# Start of Items

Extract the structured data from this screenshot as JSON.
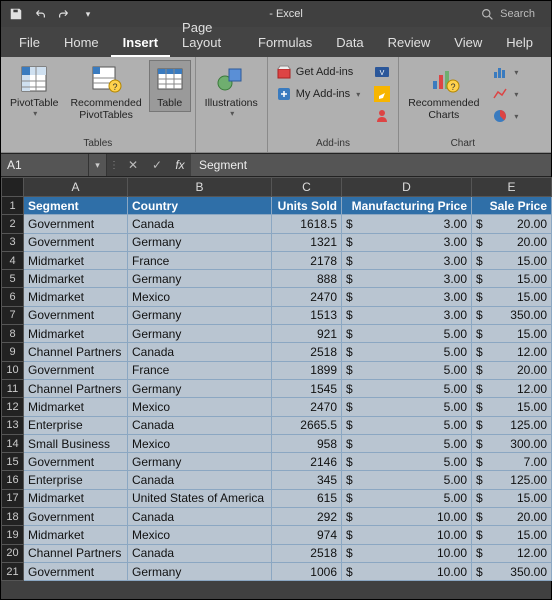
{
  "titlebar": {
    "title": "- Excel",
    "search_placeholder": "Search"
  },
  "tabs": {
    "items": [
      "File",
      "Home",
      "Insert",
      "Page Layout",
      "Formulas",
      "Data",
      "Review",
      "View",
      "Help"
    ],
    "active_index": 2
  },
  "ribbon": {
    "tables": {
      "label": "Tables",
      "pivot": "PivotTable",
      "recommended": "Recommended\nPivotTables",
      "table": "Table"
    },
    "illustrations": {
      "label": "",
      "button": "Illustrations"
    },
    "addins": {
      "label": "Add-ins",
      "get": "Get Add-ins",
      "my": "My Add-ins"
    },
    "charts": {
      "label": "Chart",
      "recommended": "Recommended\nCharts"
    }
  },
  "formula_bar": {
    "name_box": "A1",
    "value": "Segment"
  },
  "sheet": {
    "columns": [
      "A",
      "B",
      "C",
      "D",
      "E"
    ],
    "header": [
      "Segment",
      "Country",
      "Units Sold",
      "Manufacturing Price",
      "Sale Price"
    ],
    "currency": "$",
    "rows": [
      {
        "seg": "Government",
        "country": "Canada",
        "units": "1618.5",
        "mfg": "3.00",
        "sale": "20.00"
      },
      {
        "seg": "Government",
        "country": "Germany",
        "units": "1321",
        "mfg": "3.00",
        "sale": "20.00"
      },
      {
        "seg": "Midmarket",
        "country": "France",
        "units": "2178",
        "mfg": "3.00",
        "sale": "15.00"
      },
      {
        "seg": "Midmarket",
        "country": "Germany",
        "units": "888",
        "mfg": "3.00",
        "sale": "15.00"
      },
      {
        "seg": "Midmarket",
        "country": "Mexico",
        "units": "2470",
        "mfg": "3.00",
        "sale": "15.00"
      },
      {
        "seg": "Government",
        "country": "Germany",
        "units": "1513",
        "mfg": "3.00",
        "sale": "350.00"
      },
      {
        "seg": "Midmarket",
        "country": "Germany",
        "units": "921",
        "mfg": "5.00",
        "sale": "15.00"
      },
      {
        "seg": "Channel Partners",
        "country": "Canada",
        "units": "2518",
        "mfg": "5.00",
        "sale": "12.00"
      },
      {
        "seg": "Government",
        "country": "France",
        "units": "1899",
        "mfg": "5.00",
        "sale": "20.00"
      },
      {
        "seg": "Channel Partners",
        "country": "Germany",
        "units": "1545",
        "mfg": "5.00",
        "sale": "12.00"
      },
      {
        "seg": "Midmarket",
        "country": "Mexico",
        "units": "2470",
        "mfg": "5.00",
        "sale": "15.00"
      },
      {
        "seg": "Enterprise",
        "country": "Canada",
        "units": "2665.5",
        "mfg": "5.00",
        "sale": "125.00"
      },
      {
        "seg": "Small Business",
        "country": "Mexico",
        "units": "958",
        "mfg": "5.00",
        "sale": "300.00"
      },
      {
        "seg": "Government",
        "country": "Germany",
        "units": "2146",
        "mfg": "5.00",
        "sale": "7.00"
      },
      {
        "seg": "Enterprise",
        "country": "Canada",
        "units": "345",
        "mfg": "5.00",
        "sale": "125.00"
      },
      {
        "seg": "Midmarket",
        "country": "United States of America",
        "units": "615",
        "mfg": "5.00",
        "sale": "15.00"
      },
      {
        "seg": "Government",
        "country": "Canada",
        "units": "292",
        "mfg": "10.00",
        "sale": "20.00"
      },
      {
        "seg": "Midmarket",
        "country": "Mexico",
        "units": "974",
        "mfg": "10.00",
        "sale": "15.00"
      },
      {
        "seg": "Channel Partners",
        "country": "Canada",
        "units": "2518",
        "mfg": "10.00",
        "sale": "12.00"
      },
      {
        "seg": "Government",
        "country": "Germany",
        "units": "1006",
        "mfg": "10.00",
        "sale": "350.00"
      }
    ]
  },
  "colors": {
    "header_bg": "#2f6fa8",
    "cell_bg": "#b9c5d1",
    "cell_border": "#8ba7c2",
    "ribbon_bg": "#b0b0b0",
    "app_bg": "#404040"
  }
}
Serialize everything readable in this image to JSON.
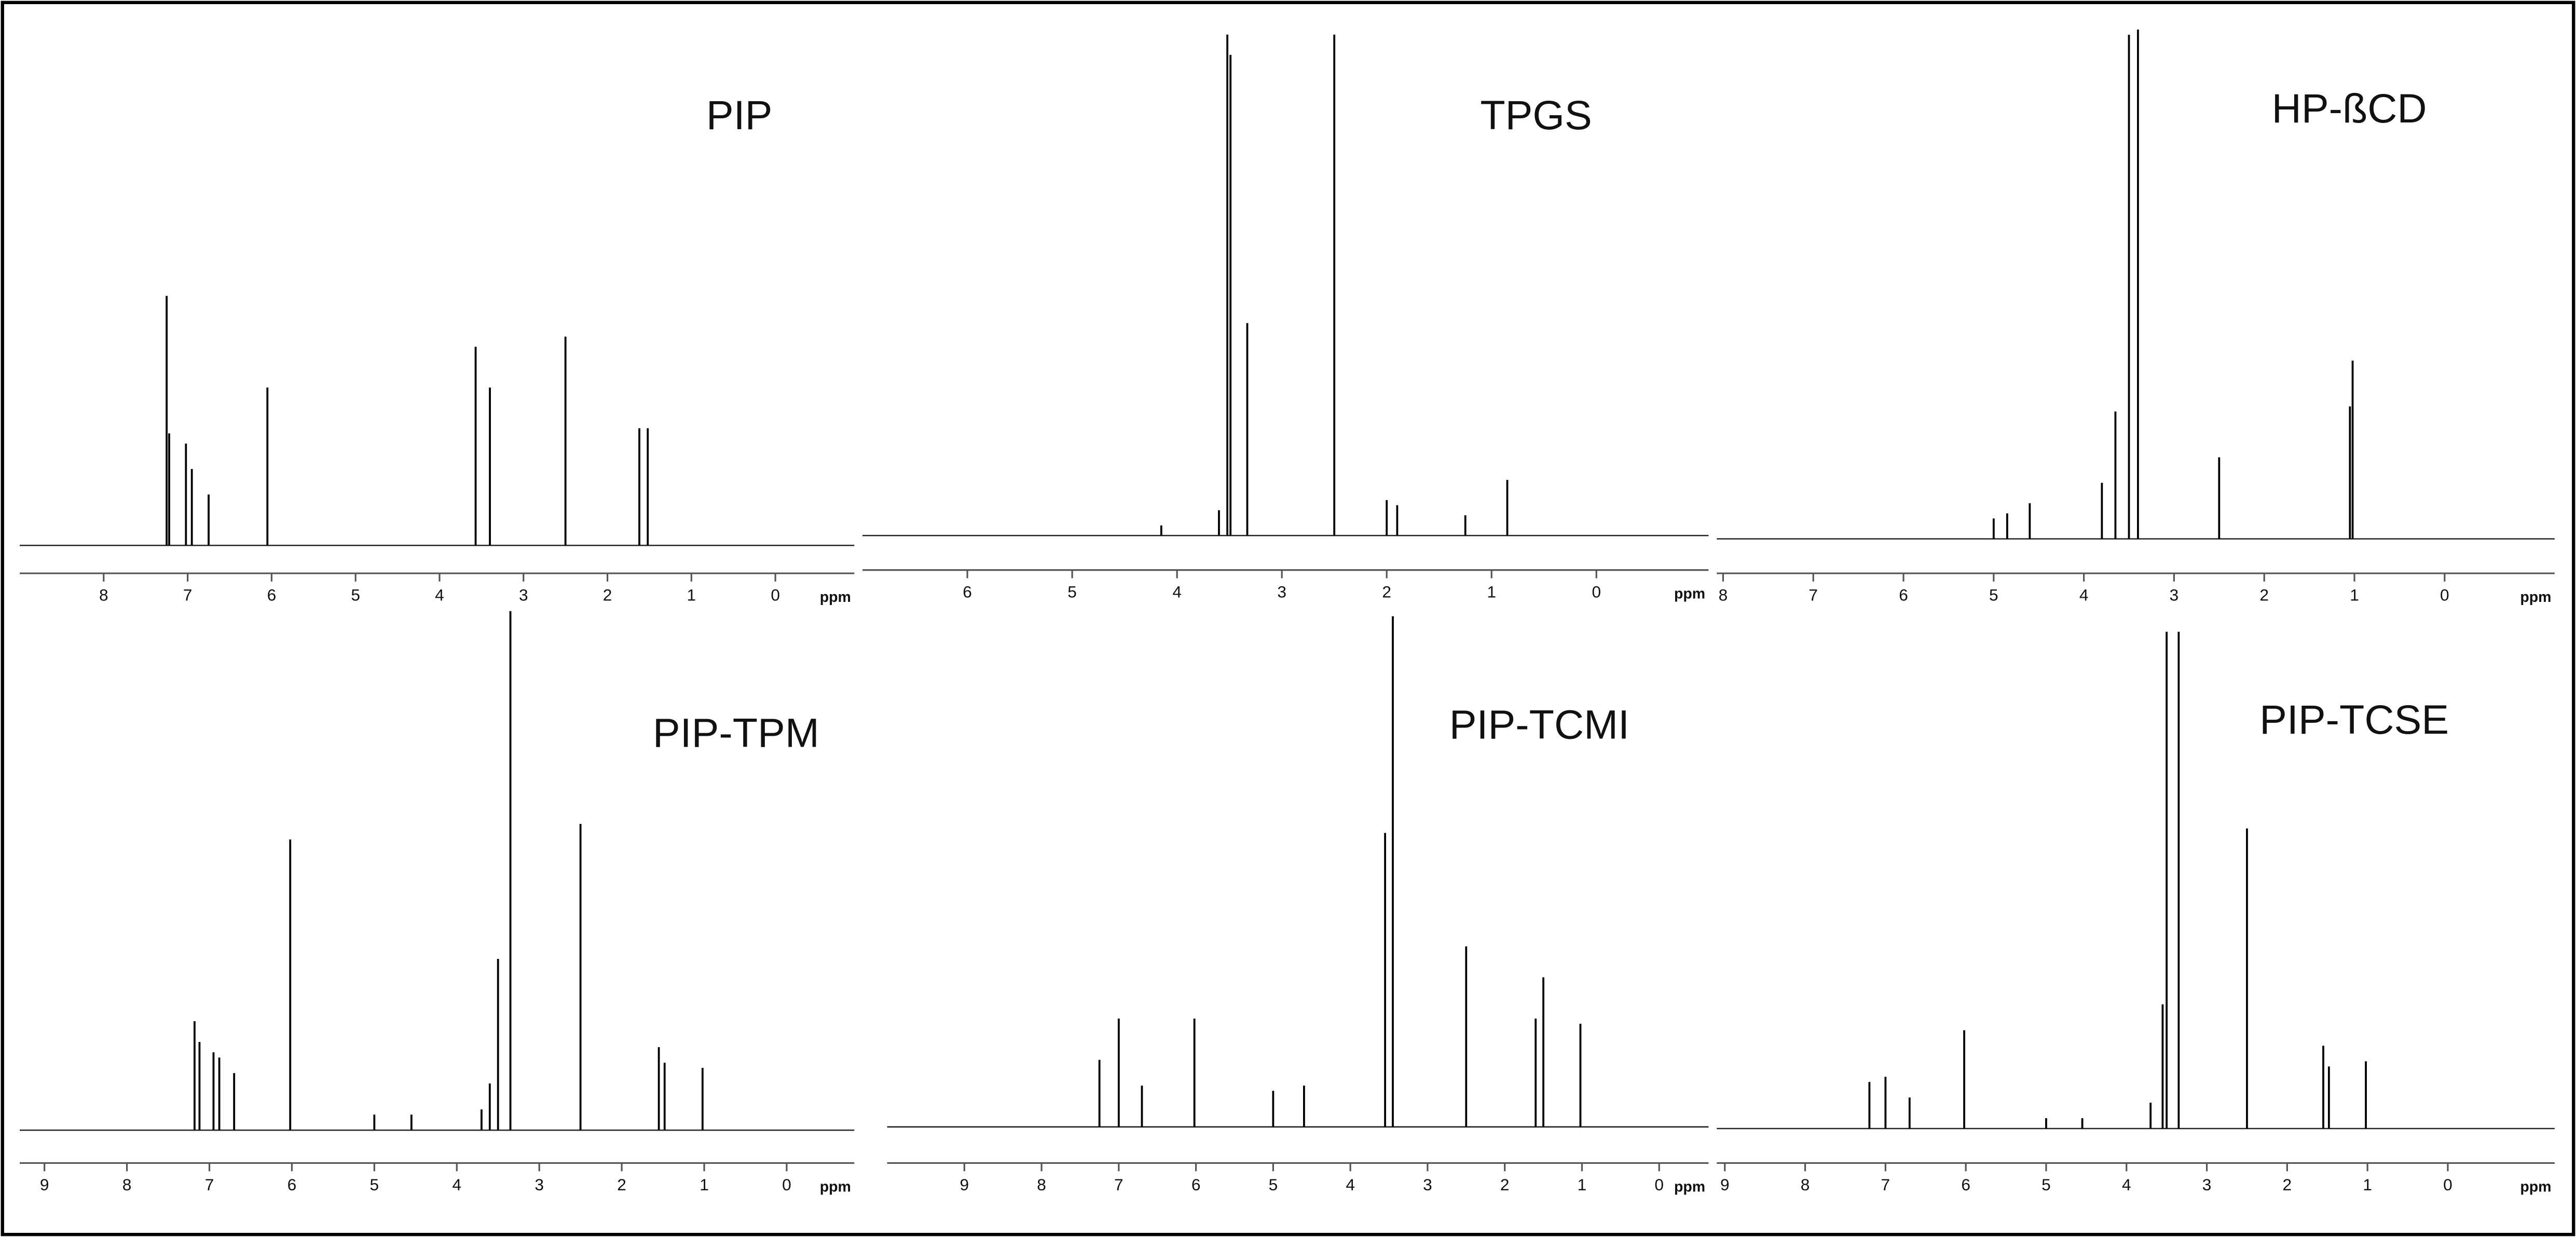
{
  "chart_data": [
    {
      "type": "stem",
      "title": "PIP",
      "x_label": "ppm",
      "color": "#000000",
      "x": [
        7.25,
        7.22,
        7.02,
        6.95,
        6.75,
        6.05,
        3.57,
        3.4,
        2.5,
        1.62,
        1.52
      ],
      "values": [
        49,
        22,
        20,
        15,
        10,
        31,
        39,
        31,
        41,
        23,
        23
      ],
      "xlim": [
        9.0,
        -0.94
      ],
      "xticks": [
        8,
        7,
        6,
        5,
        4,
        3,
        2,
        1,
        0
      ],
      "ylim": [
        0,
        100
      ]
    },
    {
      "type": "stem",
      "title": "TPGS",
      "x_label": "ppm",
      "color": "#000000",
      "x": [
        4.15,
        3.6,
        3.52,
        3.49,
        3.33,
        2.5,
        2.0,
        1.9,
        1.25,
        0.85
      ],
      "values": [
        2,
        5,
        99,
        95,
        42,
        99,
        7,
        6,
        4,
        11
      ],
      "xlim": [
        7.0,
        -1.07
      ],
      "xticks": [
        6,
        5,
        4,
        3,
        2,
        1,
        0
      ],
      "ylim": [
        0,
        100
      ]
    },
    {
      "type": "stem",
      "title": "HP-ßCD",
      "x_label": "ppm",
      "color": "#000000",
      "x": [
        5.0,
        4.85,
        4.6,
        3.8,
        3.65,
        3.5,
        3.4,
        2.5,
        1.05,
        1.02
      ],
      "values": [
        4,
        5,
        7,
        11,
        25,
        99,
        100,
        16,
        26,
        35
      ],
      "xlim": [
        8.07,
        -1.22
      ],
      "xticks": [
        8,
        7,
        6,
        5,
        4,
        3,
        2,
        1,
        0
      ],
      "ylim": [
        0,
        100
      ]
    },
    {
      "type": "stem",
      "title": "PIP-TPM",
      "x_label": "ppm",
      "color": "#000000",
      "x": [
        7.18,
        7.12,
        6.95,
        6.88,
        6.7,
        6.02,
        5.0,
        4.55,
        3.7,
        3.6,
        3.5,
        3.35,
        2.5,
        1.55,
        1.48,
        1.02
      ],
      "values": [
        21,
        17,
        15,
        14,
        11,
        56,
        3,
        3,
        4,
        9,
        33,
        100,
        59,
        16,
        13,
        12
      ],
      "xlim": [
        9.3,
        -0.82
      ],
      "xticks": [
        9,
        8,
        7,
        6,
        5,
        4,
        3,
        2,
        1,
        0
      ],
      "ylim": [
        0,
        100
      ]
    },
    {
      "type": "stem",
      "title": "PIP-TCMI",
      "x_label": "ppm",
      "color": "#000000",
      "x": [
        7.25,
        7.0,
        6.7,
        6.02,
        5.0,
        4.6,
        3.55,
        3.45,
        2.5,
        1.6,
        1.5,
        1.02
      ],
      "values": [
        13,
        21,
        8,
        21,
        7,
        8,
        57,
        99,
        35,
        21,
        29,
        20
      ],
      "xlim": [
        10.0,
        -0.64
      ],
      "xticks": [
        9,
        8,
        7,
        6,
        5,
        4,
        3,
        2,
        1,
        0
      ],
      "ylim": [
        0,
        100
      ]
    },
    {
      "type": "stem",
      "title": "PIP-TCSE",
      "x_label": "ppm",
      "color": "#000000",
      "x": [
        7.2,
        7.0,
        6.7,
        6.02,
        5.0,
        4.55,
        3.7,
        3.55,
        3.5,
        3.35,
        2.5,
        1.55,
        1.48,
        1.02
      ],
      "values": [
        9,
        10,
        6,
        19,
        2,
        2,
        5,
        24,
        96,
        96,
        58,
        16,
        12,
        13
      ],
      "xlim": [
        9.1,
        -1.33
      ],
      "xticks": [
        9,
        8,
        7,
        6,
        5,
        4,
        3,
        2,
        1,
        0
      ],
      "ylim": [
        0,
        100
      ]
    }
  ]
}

# End of Items

▶ What you should do: Which lines of the material contain the string "recommended"? List each of them.

▶ Complete output:
      "recommended": "Recommended\nPivotTables",
      "recommended": "Recommended\nCharts"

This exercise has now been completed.